### Short problem
Every entry below must be repeated exactly; skip the pictures.
---+---
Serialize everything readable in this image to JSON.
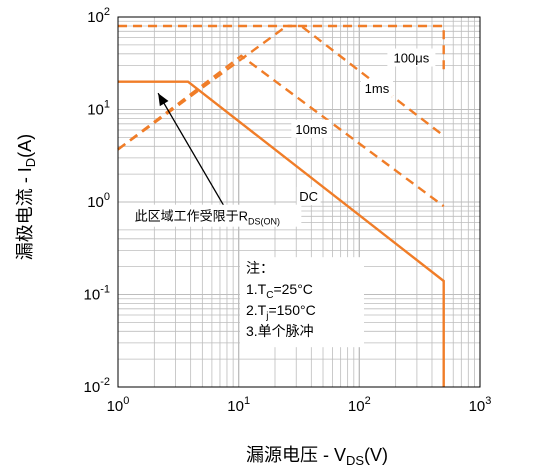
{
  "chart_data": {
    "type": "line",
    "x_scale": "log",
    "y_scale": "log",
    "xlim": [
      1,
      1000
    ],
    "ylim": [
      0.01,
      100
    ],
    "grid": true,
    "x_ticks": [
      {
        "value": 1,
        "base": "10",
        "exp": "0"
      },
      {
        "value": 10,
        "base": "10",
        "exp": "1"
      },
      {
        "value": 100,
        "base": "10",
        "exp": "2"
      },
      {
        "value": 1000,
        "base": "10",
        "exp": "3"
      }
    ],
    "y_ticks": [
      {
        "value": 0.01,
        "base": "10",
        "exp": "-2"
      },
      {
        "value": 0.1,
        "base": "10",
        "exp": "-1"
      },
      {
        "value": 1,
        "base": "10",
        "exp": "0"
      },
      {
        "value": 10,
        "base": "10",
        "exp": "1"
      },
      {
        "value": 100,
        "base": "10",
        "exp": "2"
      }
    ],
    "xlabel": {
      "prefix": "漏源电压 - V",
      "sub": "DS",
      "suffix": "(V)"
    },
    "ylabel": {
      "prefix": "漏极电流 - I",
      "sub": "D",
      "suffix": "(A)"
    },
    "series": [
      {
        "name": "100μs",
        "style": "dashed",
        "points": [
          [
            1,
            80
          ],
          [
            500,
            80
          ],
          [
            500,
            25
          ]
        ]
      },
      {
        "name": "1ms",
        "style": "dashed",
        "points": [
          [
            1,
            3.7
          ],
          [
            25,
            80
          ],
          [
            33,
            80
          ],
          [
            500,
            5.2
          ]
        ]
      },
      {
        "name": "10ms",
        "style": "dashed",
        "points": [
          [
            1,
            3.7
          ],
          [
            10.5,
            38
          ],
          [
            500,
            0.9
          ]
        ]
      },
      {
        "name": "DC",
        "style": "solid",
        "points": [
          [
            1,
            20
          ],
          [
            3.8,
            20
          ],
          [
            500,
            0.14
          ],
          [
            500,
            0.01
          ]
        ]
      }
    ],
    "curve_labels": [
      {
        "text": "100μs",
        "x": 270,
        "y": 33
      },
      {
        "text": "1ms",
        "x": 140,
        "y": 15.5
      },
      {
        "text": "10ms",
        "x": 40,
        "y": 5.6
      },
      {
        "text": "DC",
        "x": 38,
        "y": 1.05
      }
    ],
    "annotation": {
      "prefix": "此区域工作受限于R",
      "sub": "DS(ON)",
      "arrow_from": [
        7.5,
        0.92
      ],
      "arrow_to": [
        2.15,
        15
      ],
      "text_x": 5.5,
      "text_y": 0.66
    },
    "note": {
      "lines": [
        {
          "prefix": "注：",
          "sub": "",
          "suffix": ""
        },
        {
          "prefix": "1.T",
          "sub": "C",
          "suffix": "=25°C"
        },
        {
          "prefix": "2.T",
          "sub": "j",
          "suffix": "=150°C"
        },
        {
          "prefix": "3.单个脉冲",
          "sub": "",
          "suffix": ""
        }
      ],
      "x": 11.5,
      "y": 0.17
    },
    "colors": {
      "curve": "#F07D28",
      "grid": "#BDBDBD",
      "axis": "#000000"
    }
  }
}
---+---
### Result of this task
Serialize everything readable in this image to JSON.
{
  "chart_data": {
    "type": "line",
    "x_scale": "log",
    "y_scale": "log",
    "xlim": [
      1,
      1000
    ],
    "ylim": [
      0.01,
      100
    ],
    "grid": true,
    "x_ticks": [
      {
        "value": 1,
        "base": "10",
        "exp": "0"
      },
      {
        "value": 10,
        "base": "10",
        "exp": "1"
      },
      {
        "value": 100,
        "base": "10",
        "exp": "2"
      },
      {
        "value": 1000,
        "base": "10",
        "exp": "3"
      }
    ],
    "y_ticks": [
      {
        "value": 0.01,
        "base": "10",
        "exp": "-2"
      },
      {
        "value": 0.1,
        "base": "10",
        "exp": "-1"
      },
      {
        "value": 1,
        "base": "10",
        "exp": "0"
      },
      {
        "value": 10,
        "base": "10",
        "exp": "1"
      },
      {
        "value": 100,
        "base": "10",
        "exp": "2"
      }
    ],
    "xlabel": {
      "prefix": "漏源电压 - V",
      "sub": "DS",
      "suffix": "(V)"
    },
    "ylabel": {
      "prefix": "漏极电流 - I",
      "sub": "D",
      "suffix": "(A)"
    },
    "series": [
      {
        "name": "100μs",
        "style": "dashed",
        "points": [
          [
            1,
            80
          ],
          [
            500,
            80
          ],
          [
            500,
            25
          ]
        ]
      },
      {
        "name": "1ms",
        "style": "dashed",
        "points": [
          [
            1,
            3.7
          ],
          [
            25,
            80
          ],
          [
            33,
            80
          ],
          [
            500,
            5.2
          ]
        ]
      },
      {
        "name": "10ms",
        "style": "dashed",
        "points": [
          [
            1,
            3.7
          ],
          [
            10.5,
            38
          ],
          [
            500,
            0.9
          ]
        ]
      },
      {
        "name": "DC",
        "style": "solid",
        "points": [
          [
            1,
            20
          ],
          [
            3.8,
            20
          ],
          [
            500,
            0.14
          ],
          [
            500,
            0.01
          ]
        ]
      }
    ],
    "curve_labels": [
      {
        "text": "100μs",
        "x": 270,
        "y": 33
      },
      {
        "text": "1ms",
        "x": 140,
        "y": 15.5
      },
      {
        "text": "10ms",
        "x": 40,
        "y": 5.6
      },
      {
        "text": "DC",
        "x": 38,
        "y": 1.05
      }
    ],
    "annotation": {
      "prefix": "此区域工作受限于R",
      "sub": "DS(ON)",
      "arrow_from": [
        7.5,
        0.92
      ],
      "arrow_to": [
        2.15,
        15
      ],
      "text_x": 5.5,
      "text_y": 0.66
    },
    "note": {
      "lines": [
        {
          "prefix": "注：",
          "sub": "",
          "suffix": ""
        },
        {
          "prefix": "1.T",
          "sub": "C",
          "suffix": "=25°C"
        },
        {
          "prefix": "2.T",
          "sub": "j",
          "suffix": "=150°C"
        },
        {
          "prefix": "3.单个脉冲",
          "sub": "",
          "suffix": ""
        }
      ],
      "x": 11.5,
      "y": 0.17
    },
    "colors": {
      "curve": "#F07D28",
      "grid": "#BDBDBD",
      "axis": "#000000"
    }
  }
}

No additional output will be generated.